[Stored data]
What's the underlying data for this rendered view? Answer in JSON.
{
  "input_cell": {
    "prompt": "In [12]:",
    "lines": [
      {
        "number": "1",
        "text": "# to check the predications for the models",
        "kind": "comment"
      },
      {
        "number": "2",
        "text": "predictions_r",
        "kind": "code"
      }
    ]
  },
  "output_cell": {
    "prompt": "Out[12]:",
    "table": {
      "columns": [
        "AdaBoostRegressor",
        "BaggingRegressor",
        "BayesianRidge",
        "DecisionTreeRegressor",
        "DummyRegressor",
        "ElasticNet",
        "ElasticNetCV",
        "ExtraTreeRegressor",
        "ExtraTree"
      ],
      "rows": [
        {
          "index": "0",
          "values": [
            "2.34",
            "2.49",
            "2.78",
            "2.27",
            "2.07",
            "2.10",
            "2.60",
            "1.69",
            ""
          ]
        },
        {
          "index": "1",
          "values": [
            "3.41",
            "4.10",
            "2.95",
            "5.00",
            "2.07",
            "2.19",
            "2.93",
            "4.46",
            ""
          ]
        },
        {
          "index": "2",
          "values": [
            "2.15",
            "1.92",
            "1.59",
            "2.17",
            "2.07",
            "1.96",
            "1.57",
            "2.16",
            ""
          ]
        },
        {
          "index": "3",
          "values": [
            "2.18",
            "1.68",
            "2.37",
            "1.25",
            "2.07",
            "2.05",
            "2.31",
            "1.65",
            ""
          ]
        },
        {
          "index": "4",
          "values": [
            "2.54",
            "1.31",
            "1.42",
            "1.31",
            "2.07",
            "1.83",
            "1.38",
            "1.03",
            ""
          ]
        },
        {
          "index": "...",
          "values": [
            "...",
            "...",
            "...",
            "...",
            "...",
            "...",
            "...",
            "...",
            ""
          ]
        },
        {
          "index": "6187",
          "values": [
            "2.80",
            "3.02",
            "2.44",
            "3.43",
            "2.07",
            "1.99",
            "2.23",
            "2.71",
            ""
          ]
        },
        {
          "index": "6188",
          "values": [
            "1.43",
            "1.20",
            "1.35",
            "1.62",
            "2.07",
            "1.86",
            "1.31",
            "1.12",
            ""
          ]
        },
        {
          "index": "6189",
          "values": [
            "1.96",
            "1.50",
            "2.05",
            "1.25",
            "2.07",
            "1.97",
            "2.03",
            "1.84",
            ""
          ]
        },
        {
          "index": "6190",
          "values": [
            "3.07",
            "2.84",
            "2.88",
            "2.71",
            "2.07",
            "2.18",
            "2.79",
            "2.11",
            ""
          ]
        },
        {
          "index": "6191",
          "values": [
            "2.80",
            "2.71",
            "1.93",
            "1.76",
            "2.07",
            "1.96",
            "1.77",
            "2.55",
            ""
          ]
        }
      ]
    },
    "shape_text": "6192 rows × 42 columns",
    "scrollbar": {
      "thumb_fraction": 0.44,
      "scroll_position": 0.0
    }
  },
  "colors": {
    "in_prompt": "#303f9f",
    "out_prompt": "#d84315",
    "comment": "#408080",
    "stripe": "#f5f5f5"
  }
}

_Do this_
Write out every line from the records above, word for word.

_Response to the exercise_
What's the underlying data for this rendered view? Answer in JSON.
{
  "input_cell": {
    "prompt": "In [12]:",
    "lines": [
      {
        "number": "1",
        "text": "# to check the predications for the models",
        "kind": "comment"
      },
      {
        "number": "2",
        "text": "predictions_r",
        "kind": "code"
      }
    ]
  },
  "output_cell": {
    "prompt": "Out[12]:",
    "table": {
      "columns": [
        "AdaBoostRegressor",
        "BaggingRegressor",
        "BayesianRidge",
        "DecisionTreeRegressor",
        "DummyRegressor",
        "ElasticNet",
        "ElasticNetCV",
        "ExtraTreeRegressor",
        "ExtraTree"
      ],
      "rows": [
        {
          "index": "0",
          "values": [
            "2.34",
            "2.49",
            "2.78",
            "2.27",
            "2.07",
            "2.10",
            "2.60",
            "1.69",
            ""
          ]
        },
        {
          "index": "1",
          "values": [
            "3.41",
            "4.10",
            "2.95",
            "5.00",
            "2.07",
            "2.19",
            "2.93",
            "4.46",
            ""
          ]
        },
        {
          "index": "2",
          "values": [
            "2.15",
            "1.92",
            "1.59",
            "2.17",
            "2.07",
            "1.96",
            "1.57",
            "2.16",
            ""
          ]
        },
        {
          "index": "3",
          "values": [
            "2.18",
            "1.68",
            "2.37",
            "1.25",
            "2.07",
            "2.05",
            "2.31",
            "1.65",
            ""
          ]
        },
        {
          "index": "4",
          "values": [
            "2.54",
            "1.31",
            "1.42",
            "1.31",
            "2.07",
            "1.83",
            "1.38",
            "1.03",
            ""
          ]
        },
        {
          "index": "...",
          "values": [
            "...",
            "...",
            "...",
            "...",
            "...",
            "...",
            "...",
            "...",
            ""
          ]
        },
        {
          "index": "6187",
          "values": [
            "2.80",
            "3.02",
            "2.44",
            "3.43",
            "2.07",
            "1.99",
            "2.23",
            "2.71",
            ""
          ]
        },
        {
          "index": "6188",
          "values": [
            "1.43",
            "1.20",
            "1.35",
            "1.62",
            "2.07",
            "1.86",
            "1.31",
            "1.12",
            ""
          ]
        },
        {
          "index": "6189",
          "values": [
            "1.96",
            "1.50",
            "2.05",
            "1.25",
            "2.07",
            "1.97",
            "2.03",
            "1.84",
            ""
          ]
        },
        {
          "index": "6190",
          "values": [
            "3.07",
            "2.84",
            "2.88",
            "2.71",
            "2.07",
            "2.18",
            "2.79",
            "2.11",
            ""
          ]
        },
        {
          "index": "6191",
          "values": [
            "2.80",
            "2.71",
            "1.93",
            "1.76",
            "2.07",
            "1.96",
            "1.77",
            "2.55",
            ""
          ]
        }
      ]
    },
    "shape_text": "6192 rows × 42 columns",
    "scrollbar": {
      "thumb_fraction": 0.44,
      "scroll_position": 0.0
    }
  },
  "colors": {
    "in_prompt": "#303f9f",
    "out_prompt": "#d84315",
    "comment": "#408080",
    "stripe": "#f5f5f5"
  }
}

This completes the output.